> **Task directions**
Pull out each line of the records holding the string "Total".

* START *

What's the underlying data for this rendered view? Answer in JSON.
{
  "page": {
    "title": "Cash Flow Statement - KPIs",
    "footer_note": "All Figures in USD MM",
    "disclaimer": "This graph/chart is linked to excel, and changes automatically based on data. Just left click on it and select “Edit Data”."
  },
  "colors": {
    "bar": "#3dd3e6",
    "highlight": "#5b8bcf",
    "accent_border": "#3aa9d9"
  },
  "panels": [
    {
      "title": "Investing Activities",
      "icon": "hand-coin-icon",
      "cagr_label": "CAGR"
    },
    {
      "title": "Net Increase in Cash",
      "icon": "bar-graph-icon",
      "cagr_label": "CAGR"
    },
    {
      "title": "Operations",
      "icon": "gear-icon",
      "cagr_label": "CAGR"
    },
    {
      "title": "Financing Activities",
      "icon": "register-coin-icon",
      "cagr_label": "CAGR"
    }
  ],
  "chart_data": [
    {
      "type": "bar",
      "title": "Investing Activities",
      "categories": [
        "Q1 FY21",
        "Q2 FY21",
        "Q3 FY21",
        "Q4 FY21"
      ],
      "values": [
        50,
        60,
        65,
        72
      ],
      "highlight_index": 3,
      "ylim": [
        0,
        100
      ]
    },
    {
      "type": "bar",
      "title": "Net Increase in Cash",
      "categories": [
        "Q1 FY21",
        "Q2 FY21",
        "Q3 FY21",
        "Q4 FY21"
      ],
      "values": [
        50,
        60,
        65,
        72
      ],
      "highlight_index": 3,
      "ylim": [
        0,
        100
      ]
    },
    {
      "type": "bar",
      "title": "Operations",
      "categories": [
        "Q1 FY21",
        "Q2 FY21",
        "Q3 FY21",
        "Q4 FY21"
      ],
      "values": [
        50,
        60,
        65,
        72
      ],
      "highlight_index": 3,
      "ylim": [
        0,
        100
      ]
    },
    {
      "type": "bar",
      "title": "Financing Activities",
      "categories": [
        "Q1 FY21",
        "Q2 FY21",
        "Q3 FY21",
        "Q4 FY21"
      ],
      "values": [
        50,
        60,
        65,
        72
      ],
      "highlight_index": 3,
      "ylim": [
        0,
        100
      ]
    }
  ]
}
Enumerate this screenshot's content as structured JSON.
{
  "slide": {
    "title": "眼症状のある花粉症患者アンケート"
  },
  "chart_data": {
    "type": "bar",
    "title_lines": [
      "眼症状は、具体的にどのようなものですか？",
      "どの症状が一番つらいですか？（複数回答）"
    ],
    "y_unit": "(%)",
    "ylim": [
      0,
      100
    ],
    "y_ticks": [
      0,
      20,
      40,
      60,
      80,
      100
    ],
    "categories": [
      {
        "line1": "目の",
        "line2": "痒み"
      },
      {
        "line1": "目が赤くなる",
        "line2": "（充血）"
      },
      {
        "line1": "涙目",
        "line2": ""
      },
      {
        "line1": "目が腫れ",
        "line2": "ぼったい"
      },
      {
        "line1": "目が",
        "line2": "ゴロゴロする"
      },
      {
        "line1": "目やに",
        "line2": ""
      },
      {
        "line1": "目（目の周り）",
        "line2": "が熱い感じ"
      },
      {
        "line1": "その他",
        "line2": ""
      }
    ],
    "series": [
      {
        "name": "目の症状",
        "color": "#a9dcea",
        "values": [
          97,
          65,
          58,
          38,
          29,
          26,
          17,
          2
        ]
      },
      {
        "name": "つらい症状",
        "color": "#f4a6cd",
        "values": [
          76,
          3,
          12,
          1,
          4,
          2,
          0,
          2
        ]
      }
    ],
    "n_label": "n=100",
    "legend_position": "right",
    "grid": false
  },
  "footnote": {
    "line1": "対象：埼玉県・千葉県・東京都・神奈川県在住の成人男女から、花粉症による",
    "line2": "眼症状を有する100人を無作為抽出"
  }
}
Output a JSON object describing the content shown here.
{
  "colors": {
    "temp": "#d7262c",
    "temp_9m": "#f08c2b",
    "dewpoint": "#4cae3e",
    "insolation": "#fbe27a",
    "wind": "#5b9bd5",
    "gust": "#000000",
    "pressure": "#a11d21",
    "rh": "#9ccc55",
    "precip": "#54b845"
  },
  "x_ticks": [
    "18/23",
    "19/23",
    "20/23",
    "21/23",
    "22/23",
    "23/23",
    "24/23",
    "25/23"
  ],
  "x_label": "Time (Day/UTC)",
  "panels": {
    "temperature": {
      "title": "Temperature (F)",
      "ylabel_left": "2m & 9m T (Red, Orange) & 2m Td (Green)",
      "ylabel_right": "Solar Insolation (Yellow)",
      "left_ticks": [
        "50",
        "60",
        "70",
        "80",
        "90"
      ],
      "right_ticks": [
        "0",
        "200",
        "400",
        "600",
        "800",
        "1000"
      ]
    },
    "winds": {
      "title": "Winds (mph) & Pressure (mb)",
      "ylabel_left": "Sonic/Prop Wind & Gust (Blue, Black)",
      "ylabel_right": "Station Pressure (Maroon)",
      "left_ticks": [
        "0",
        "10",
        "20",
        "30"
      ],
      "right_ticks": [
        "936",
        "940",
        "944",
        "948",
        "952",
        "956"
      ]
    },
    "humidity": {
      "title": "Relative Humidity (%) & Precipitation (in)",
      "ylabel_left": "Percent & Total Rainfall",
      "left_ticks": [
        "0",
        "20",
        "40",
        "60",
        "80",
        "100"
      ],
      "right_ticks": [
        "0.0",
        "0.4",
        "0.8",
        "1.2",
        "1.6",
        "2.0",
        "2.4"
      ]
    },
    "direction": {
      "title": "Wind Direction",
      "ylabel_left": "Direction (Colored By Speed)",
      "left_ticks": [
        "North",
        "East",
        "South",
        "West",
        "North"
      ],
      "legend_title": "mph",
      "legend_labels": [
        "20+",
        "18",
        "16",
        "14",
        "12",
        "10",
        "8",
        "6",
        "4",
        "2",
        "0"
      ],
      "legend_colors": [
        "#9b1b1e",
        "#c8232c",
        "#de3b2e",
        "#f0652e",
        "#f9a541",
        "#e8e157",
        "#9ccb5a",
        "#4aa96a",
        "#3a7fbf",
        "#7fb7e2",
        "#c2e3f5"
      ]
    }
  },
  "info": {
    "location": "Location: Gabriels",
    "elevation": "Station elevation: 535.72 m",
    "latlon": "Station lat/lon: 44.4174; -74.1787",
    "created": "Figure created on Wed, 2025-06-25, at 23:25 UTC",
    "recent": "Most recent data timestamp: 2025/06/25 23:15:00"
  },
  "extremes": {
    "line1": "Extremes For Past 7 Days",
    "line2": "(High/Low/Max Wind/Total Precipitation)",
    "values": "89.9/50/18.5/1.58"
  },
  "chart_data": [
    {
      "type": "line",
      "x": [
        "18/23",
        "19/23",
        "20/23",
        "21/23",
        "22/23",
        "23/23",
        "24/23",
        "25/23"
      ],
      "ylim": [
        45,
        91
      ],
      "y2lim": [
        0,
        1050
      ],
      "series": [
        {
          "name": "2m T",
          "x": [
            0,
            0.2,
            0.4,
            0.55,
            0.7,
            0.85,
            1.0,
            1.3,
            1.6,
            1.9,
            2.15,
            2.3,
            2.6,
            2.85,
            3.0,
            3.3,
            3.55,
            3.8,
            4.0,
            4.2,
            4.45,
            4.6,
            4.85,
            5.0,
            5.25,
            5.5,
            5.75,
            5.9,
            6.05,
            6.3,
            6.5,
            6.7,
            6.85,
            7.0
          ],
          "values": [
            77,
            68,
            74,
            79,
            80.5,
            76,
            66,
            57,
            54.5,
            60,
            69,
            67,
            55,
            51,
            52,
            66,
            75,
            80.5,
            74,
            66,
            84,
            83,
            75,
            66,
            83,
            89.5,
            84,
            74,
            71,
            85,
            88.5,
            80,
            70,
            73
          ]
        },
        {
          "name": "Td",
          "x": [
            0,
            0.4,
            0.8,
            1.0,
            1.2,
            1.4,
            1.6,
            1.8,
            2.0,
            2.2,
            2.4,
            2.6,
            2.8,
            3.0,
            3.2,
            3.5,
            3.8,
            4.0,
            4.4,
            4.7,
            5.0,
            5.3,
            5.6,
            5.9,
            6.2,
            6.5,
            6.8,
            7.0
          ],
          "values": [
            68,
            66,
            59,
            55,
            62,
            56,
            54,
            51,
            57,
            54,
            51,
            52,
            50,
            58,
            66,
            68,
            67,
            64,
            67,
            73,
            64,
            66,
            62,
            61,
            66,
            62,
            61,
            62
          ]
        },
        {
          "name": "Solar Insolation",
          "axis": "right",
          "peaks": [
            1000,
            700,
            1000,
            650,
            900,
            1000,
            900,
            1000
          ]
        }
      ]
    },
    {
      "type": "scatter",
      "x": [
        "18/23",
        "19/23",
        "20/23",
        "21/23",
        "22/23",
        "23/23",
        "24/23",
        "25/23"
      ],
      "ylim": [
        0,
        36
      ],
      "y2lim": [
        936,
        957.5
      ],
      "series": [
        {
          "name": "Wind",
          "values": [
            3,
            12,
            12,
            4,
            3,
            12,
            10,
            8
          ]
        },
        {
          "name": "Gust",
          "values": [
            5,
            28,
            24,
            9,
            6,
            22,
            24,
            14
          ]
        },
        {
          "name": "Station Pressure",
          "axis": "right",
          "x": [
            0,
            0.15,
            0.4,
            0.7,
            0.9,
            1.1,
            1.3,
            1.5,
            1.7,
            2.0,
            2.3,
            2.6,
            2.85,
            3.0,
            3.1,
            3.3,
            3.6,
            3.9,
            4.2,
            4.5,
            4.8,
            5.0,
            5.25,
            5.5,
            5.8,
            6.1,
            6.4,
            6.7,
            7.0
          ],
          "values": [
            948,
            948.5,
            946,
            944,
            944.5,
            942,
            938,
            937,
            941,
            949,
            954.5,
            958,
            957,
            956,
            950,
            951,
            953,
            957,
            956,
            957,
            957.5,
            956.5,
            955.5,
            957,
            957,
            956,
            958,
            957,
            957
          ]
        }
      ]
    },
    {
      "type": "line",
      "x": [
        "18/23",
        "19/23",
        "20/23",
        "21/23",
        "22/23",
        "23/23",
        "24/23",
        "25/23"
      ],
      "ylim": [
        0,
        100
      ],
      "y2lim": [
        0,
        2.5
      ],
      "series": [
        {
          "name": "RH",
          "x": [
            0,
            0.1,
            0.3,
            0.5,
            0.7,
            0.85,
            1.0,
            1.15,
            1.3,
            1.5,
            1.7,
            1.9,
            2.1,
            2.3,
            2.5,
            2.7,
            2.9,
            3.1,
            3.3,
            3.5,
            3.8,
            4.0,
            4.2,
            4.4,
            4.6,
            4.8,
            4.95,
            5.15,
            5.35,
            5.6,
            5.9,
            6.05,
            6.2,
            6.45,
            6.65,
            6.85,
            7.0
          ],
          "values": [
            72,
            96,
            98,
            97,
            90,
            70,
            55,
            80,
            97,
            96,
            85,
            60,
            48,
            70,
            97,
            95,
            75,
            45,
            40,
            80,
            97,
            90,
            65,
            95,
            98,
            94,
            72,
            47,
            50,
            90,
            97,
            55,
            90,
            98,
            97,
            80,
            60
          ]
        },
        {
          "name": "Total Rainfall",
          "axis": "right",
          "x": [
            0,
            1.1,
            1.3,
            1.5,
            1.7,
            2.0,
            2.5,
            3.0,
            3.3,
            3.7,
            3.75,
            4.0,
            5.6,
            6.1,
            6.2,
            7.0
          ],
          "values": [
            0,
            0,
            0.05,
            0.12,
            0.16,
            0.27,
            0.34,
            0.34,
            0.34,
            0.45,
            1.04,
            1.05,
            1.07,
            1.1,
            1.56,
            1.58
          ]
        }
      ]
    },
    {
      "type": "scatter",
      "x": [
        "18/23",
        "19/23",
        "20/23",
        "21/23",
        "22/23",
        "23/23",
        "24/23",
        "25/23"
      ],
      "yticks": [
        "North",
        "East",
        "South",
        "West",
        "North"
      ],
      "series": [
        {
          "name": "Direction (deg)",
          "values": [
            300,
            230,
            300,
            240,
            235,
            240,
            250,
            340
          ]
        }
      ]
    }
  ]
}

* END *

> **Exercise solution**
      "ylabel_left": "Percent & Total Rainfall",
    "line2": "(High/Low/Max Wind/Total Precipitation)",
          "name": "Total Rainfall",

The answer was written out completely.